▸ **DIRECTIONS**
Say the number of lines containing the string "эзэмшүүлэх", and say nothing else.

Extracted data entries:
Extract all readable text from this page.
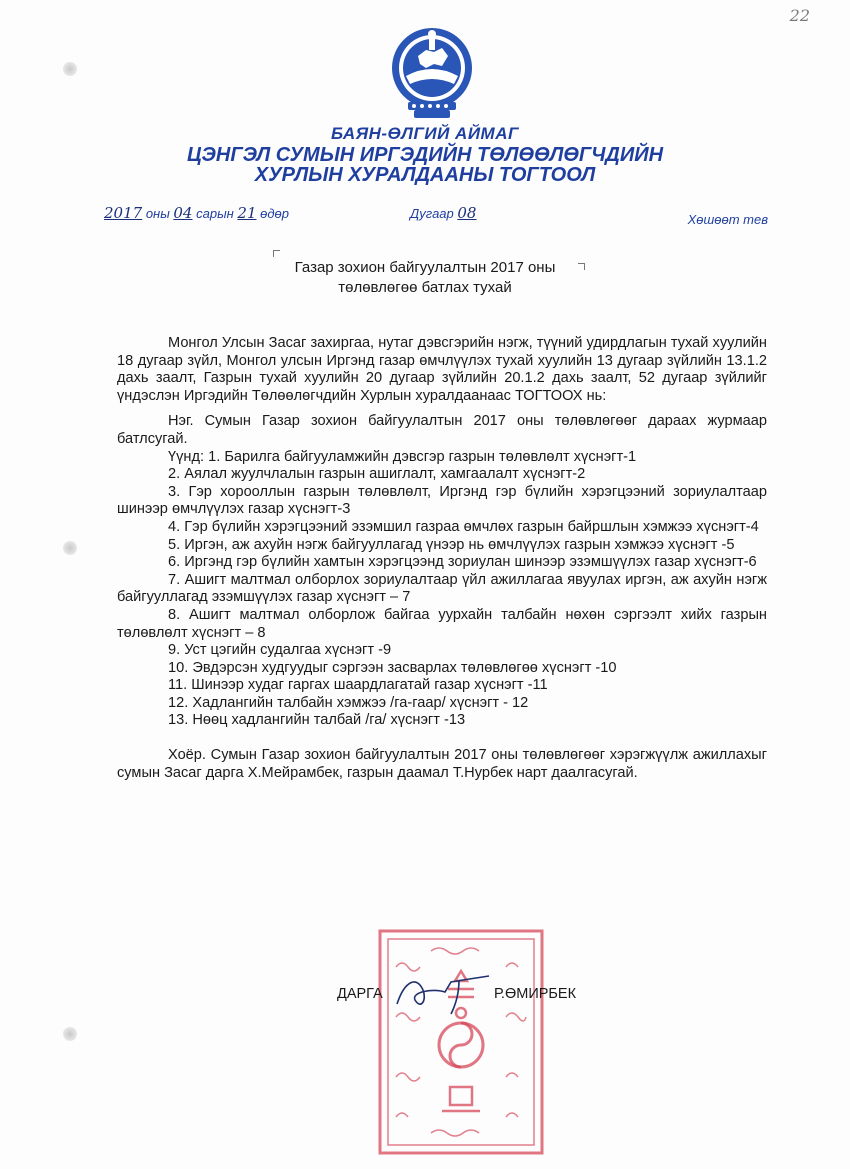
22
БАЯН-ӨЛГИЙ АЙМАГ
ЦЭНГЭЛ СУМЫН ИРГЭДИЙН ТӨЛӨӨЛӨГЧДИЙН
ХУРЛЫН ХУРАЛДААНЫ ТОГТООЛ
2017 оны 04 сарын 21 өдөр	Дугаар 08	Хөшөөт тев
Газар зохион байгуулалтын 2017 оны
төлөвлөгөө батлах тухай

Монгол Улсын Засаг захиргаа, нутаг дэвсгэрийн нэгж, түүний удирдлагын тухай хуулийн 18 дугаар зүйл, Монгол улсын Иргэнд газар өмчлүүлэх тухай хуулийн 13 дугаар зүйлийн 13.1.2 дахь заалт, Газрын тухай хуулийн 20 дугаар зүйлийн 20.1.2 дахь заалт, 52 дугаар зүйлийг үндэслэн Иргэдийн Төлөөлөгчдийн Хурлын хуралдаанаас ТОГТООХ нь:

Нэг. Сумын Газар зохион байгуулалтын 2017 оны төлөвлөгөөг дараах журмаар батлсугай.

Үүнд: 1. Барилга байгууламжийн дэвсгэр газрын төлөвлөлт хүснэгт-1

2. Аялал жуулчлалын газрын ашиглалт, хамгаалалт хүснэгт-2

3. Гэр хорооллын газрын төлөвлөлт, Иргэнд гэр бүлийн хэрэгцээний зориулалтаар шинээр өмчлүүлэх газар хүснэгт-3

4. Гэр бүлийн хэрэгцээний эзэмшил газраа өмчлөх газрын байршлын хэмжээ хүснэгт-4

5. Иргэн, аж ахуйн нэгж байгууллагад үнээр нь өмчлүүлэх газрын хэмжээ хүснэгт -5

6. Иргэнд гэр бүлийн хамтын хэрэгцээнд зориулан шинээр эзэмшүүлэх газар хүснэгт-6

7. Ашигт малтмал олборлох зориулалтаар үйл ажиллагаа явуулах иргэн, аж ахуйн нэгж байгууллагад эзэмшүүлэх газар хүснэгт – 7

8. Ашигт малтмал олборлож байгаа уурхайн талбайн нөхөн сэргээлт хийх газрын төлөвлөлт хүснэгт – 8

9. Уст цэгийн судалгаа хүснэгт -9

10. Эвдэрсэн худгуудыг сэргээн засварлах төлөвлөгөө хүснэгт -10

11. Шинээр худаг гаргах шаардлагатай газар хүснэгт -11

12. Хадлангийн талбайн хэмжээ /га-гаар/ хүснэгт - 12

13. Нөөц хадлангийн талбай /га/ хүснэгт -13

Хоёр. Сумын Газар зохион байгуулалтын 2017 оны төлөвлөгөөг хэрэгжүүлж ажиллахыг сумын Засаг дарга Х.Мейрамбек, газрын даамал Т.Нурбек нарт даалгасугай.

ДАРГА	Р.ӨМИРБЕК
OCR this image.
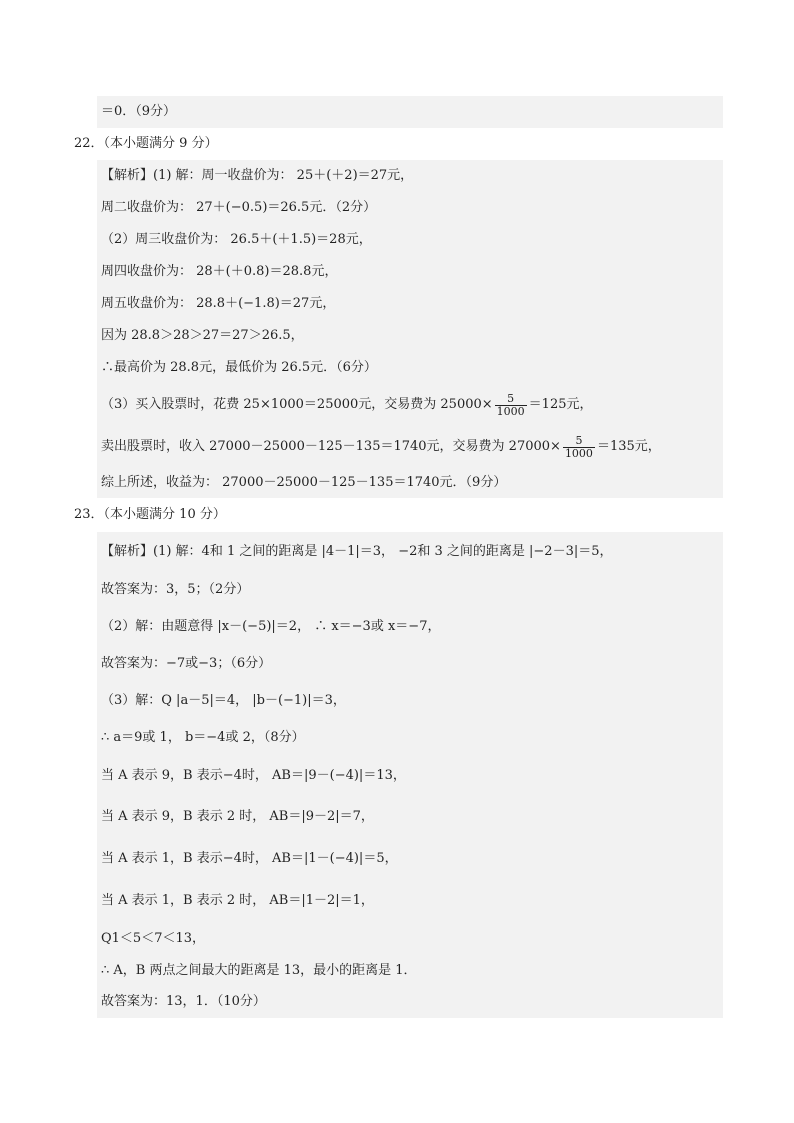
＝0．（9分）
22．（本小题满分 9 分）
【解析】(1) 解：周一收盘价为： 25＋(＋2)＝27元，
周二收盘价为： 27＋(−0.5)＝26.5元．（2分）
（2）周三收盘价为： 26.5＋(＋1.5)＝28元，
周四收盘价为： 28＋(＋0.8)＝28.8元，
周五收盘价为： 28.8＋(−1.8)＝27元，
因为 28.8＞28＞27＝27＞26.5，
∴最高价为 28.8元，最低价为 26.5元．（6分）
（3）买入股票时，花费 25×1000＝25000元，交易费为 $25000\times \frac{5}{1000} =125$元，
卖出股票时，收入 27000－25000－125－135＝1740元，交易费为 $27000\times \frac{5}{1000} =135$元，
综上所述，收益为： 27000－25000－125－135＝1740元．（9分）
23．（本小题满分 10 分）
【解析】(1) 解：4和 1 之间的距离是 |4－1|＝3， −2和 3 之间的距离是 |−2－3|＝5，
故答案为：3，5；（2分）
（2）解：由题意得 |x－(−5)|＝2， ∴ x＝−3或 x＝−7，
故答案为：−7或−3；（6分）
（3）解：Q |a－5|＝4， |b－(−1)|＝3，
∴ a＝9或 1， b＝−4或 2，（8分）
当 A 表示 9，B 表示−4时， AB＝|9－(−4)|＝13，
当 A 表示 9，B 表示 2 时， AB＝|9－2|＝7，
当 A 表示 1，B 表示−4时， AB＝|1－(−4)|＝5，
当 A 表示 1，B 表示 2 时， AB＝|1－2|＝1，
Q1＜5＜7＜13，
∴ A，B 两点之间最大的距离是 13，最小的距离是 1．
故答案为：13，1．（10分）
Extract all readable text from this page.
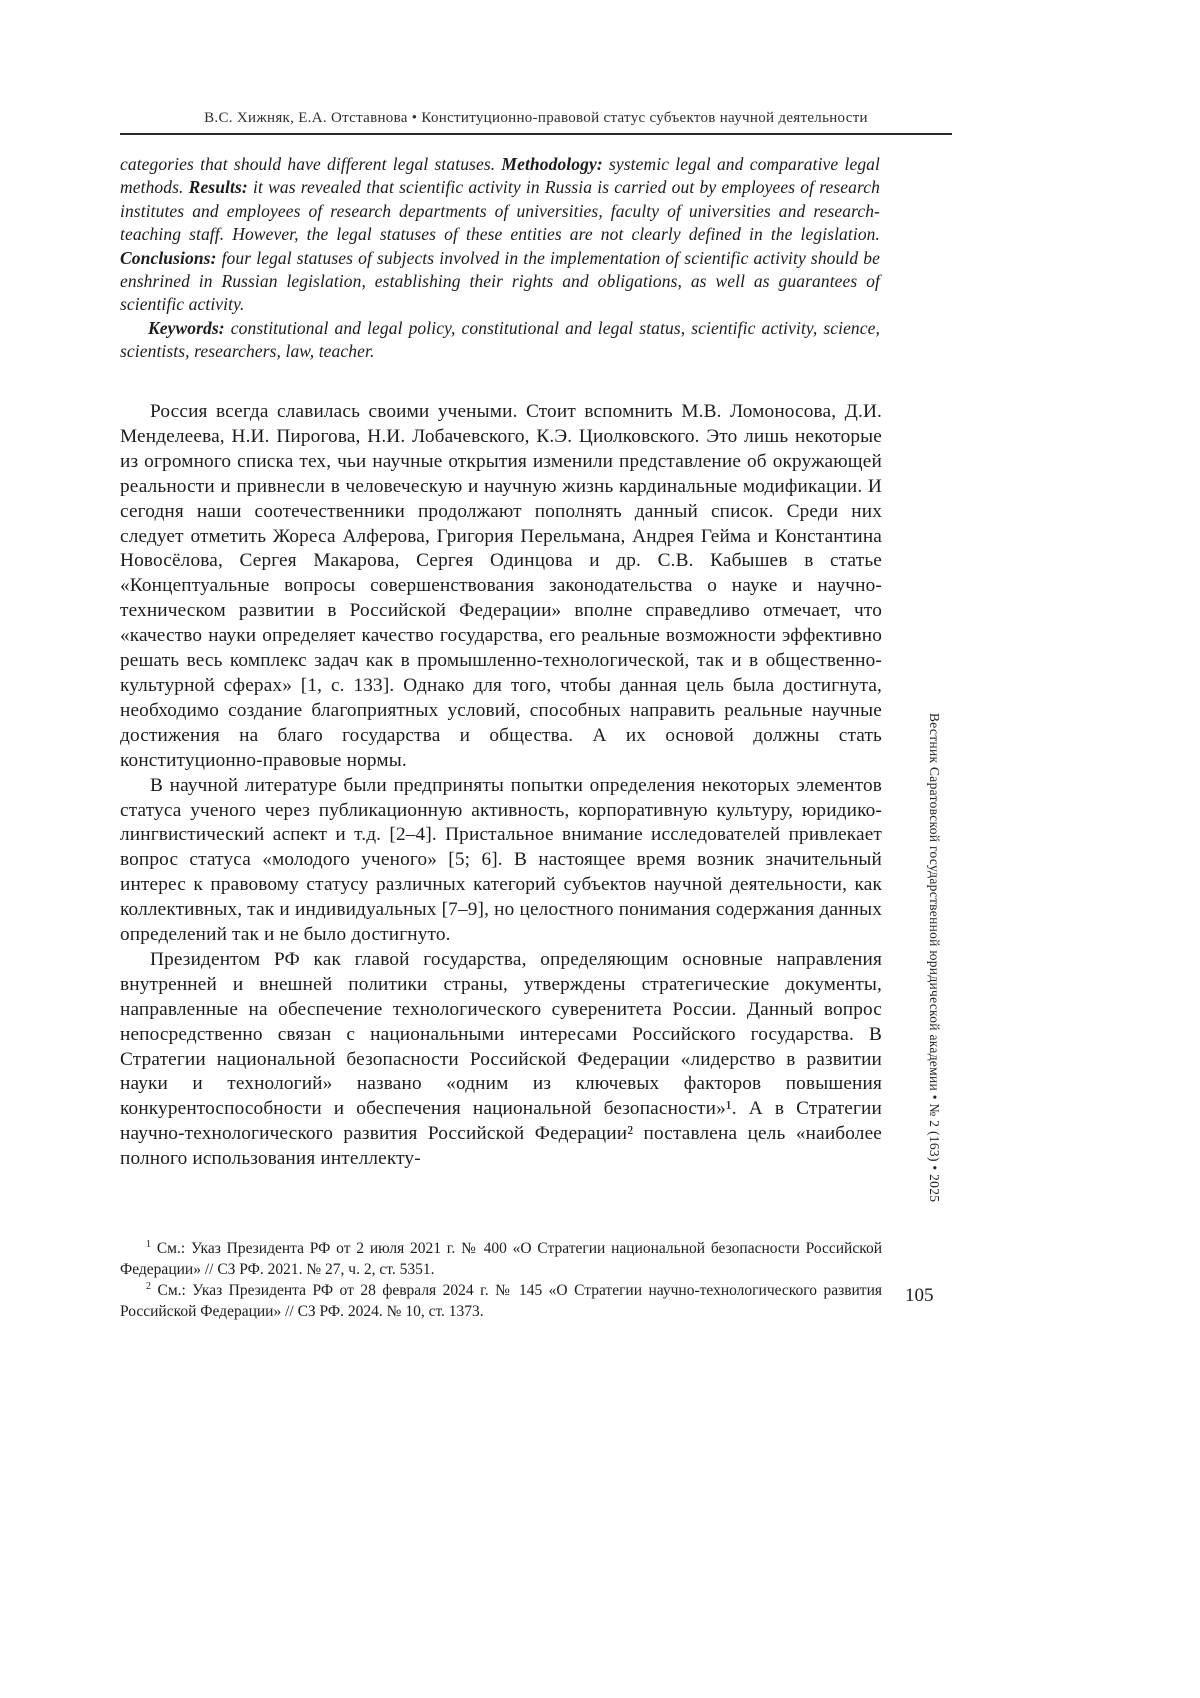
В.С. Хижняк, Е.А. Отставнова • Конституционно-правовой статус субъектов научной деятельности

categories that should have different legal statuses. Methodology: systemic legal and comparative legal methods. Results: it was revealed that scientific activity in Russia is carried out by employees of research institutes and employees of research departments of universities, faculty of universities and research-teaching staff. However, the legal statuses of these entities are not clearly defined in the legislation. Conclusions: four legal statuses of subjects involved in the implementation of scientific activity should be enshrined in Russian legislation, establishing their rights and obligations, as well as guarantees of scientific activity.

Keywords: constitutional and legal policy, constitutional and legal status, scientific activity, science, scientists, researchers, law, teacher.

Россия всегда славилась своими учеными. Стоит вспомнить М.В. Ломоносова, Д.И. Менделеева, Н.И. Пирогова, Н.И. Лобачевского, К.Э. Циолковского. Это лишь некоторые из огромного списка тех, чьи научные открытия изменили представление об окружающей реальности и привнесли в человеческую и научную жизнь кардинальные модификации. И сегодня наши соотечественники продолжают пополнять данный список. Среди них следует отметить Жореса Алферова, Григория Перельмана, Андрея Гейма и Константина Новосёлова, Сергея Макарова, Сергея Одинцова и др. С.В. Кабышев в статье «Концептуальные вопросы совершенствования законодательства о науке и научно-техническом развитии в Российской Федерации» вполне справедливо отмечает, что «качество науки определяет качество государства, его реальные возможности эффективно решать весь комплекс задач как в промышленно-технологической, так и в общественно-культурной сферах» [1, с. 133]. Однако для того, чтобы данная цель была достигнута, необходимо создание благоприятных условий, способных направить реальные научные достижения на благо государства и общества. А их основой должны стать конституционно-правовые нормы.

В научной литературе были предприняты попытки определения некоторых элементов статуса ученого через публикационную активность, корпоративную культуру, юридико-лингвистический аспект и т.д. [2–4]. Пристальное внимание исследователей привлекает вопрос статуса «молодого ученого» [5; 6]. В настоящее время возник значительный интерес к правовому статусу различных категорий субъектов научной деятельности, как коллективных, так и индивидуальных [7–9], но целостного понимания содержания данных определений так и не было достигнуто.

Президентом РФ как главой государства, определяющим основные направления внутренней и внешней политики страны, утверждены стратегические документы, направленные на обеспечение технологического суверенитета России. Данный вопрос непосредственно связан с национальными интересами Российского государства. В Стратегии национальной безопасности Российской Федерации «лидерство в развитии науки и технологий» названо «одним из ключевых факторов повышения конкурентоспособности и обеспечения национальной безопасности»¹. А в Стратегии научно-технологического развития Российской Федерации² поставлена цель «наиболее полного использования интеллекту-

$^1$ См.: Указ Президента РФ от 2 июля 2021 г. № 400 «О Стратегии национальной безопасности Российской Федерации» // СЗ РФ. 2021. № 27, ч. 2, ст. 5351.

$^2$ См.: Указ Президента РФ от 28 февраля 2024 г. № 145 «О Стратегии научно-технологического развития Российской Федерации» // СЗ РФ. 2024. № 10, ст. 1373.

Вестник Саратовской государственной юридической академии • № 2 (163) • 2025
105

▸ **FINISHED TASK**
2